Data entries for graphics
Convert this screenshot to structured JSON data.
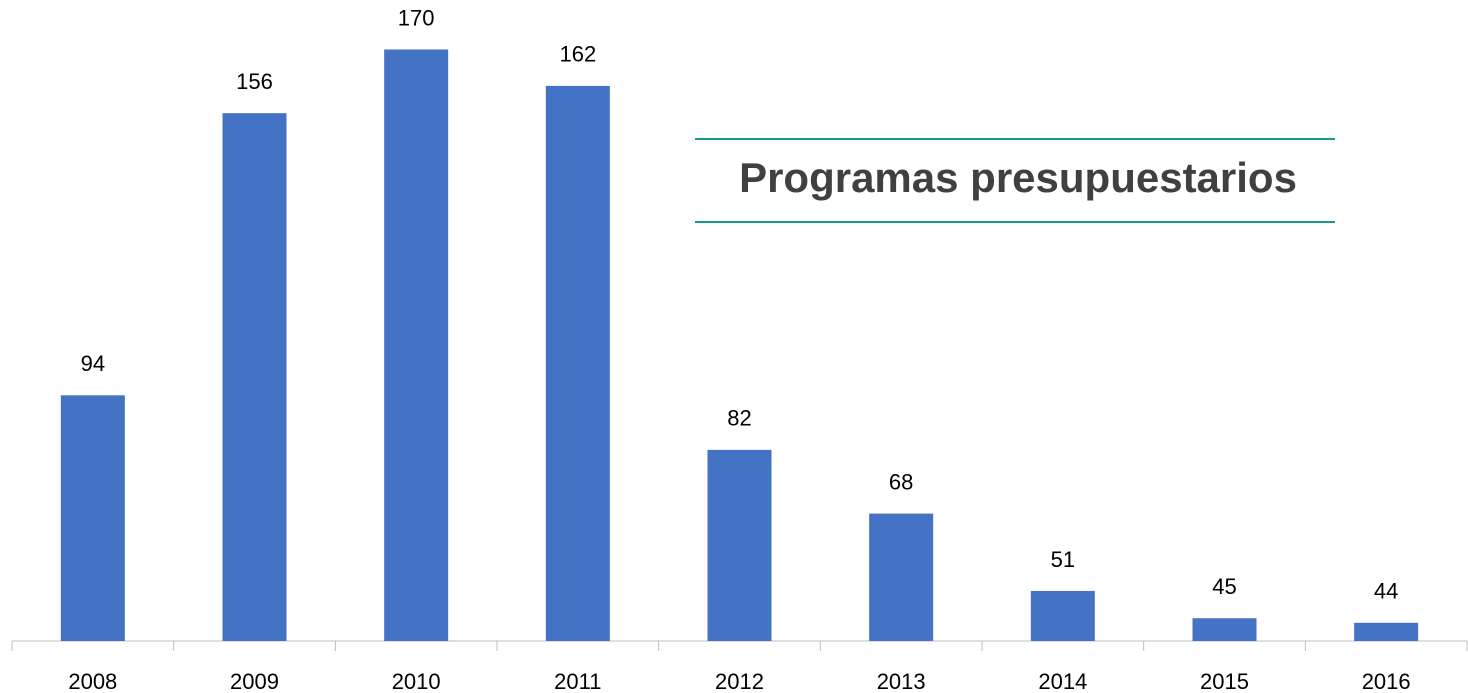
{
  "chart_data": {
    "type": "bar",
    "title": "Programas presupuestarios",
    "categories": [
      "2008",
      "2009",
      "2010",
      "2011",
      "2012",
      "2013",
      "2014",
      "2015",
      "2016"
    ],
    "values": [
      94,
      156,
      170,
      162,
      82,
      68,
      51,
      45,
      44
    ],
    "color": "#4472c4",
    "ylim": [
      40,
      180
    ]
  }
}
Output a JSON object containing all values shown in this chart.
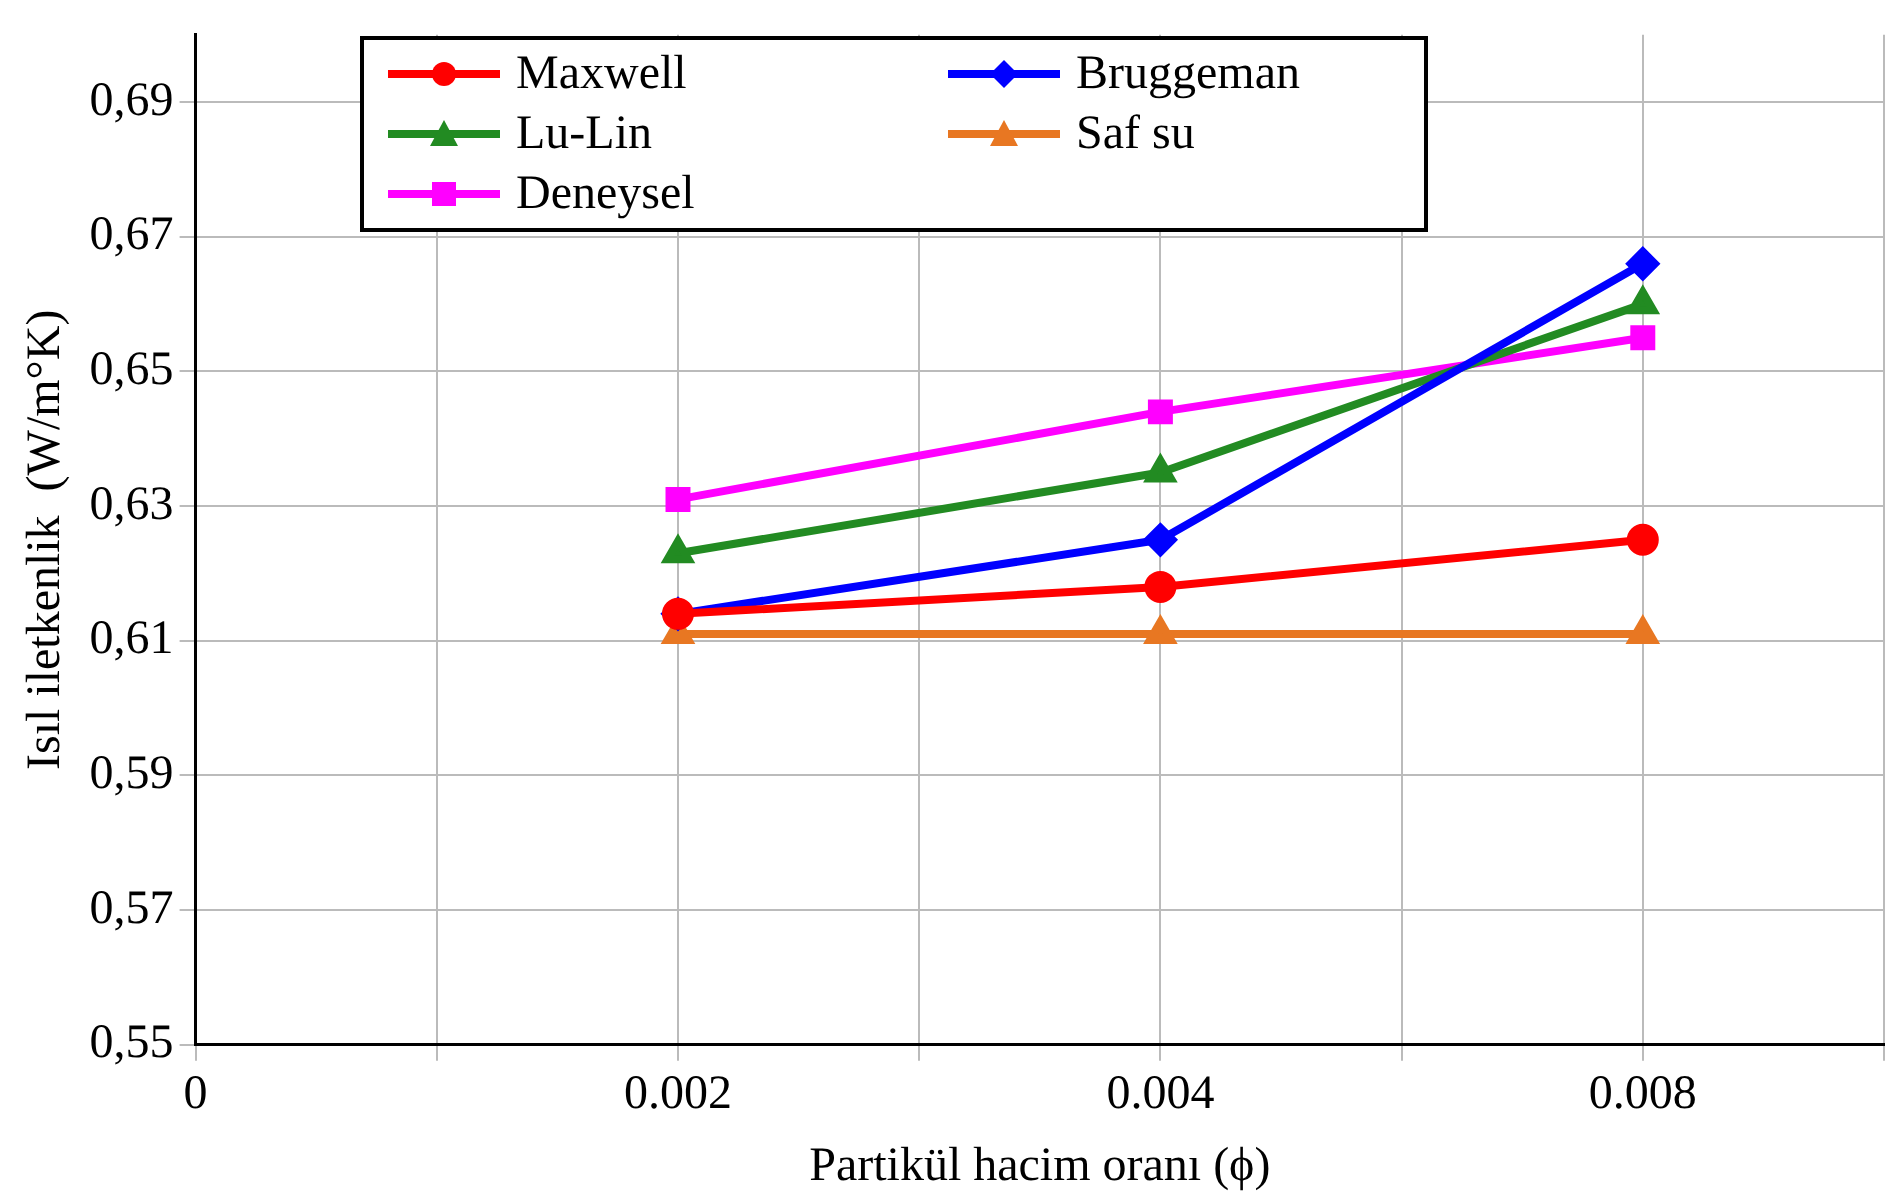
{
  "chart_data": {
    "type": "line",
    "xlabel": "Partikül hacim oranı (ϕ)",
    "ylabel": "Isıl iletkenlik  (W/m°K)",
    "categories": [
      "0",
      null,
      "0.002",
      null,
      "0.004",
      null,
      "0.008",
      null
    ],
    "series": [
      {
        "name": "Maxwell",
        "color": "#ff0000",
        "marker": "circle",
        "values": [
          null,
          null,
          0.614,
          null,
          0.618,
          null,
          0.625,
          null
        ]
      },
      {
        "name": "Bruggeman",
        "color": "#0000ff",
        "marker": "diamond",
        "values": [
          null,
          null,
          0.614,
          null,
          0.625,
          null,
          0.666,
          null
        ]
      },
      {
        "name": "Lu-Lin",
        "color": "#228b22",
        "marker": "triangle",
        "values": [
          null,
          null,
          0.623,
          null,
          0.635,
          null,
          0.66,
          null
        ]
      },
      {
        "name": "Saf su",
        "color": "#e87722",
        "marker": "triangle",
        "values": [
          null,
          null,
          0.611,
          null,
          0.611,
          null,
          0.611,
          null
        ]
      },
      {
        "name": "Deneysel",
        "color": "#ff00ff",
        "marker": "square",
        "values": [
          null,
          null,
          0.631,
          null,
          0.644,
          null,
          0.655,
          null
        ]
      }
    ],
    "ylim": [
      0.55,
      0.7
    ],
    "yticks": [
      {
        "value": 0.55,
        "label": "0,55"
      },
      {
        "value": 0.57,
        "label": "0,57"
      },
      {
        "value": 0.59,
        "label": "0,59"
      },
      {
        "value": 0.61,
        "label": "0,61"
      },
      {
        "value": 0.63,
        "label": "0,63"
      },
      {
        "value": 0.65,
        "label": "0,65"
      },
      {
        "value": 0.67,
        "label": "0,67"
      },
      {
        "value": 0.69,
        "label": "0,69"
      }
    ],
    "grid": true,
    "legend": "top left",
    "line_style": "solid"
  }
}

◆ **Problem**: Select every line above that contains the word "name", and copy it.

◆ **Response**:
        "name": "Maxwell",
        "name": "Bruggeman",
        "name": "Lu-Lin",
        "name": "Saf su",
        "name": "Deneysel",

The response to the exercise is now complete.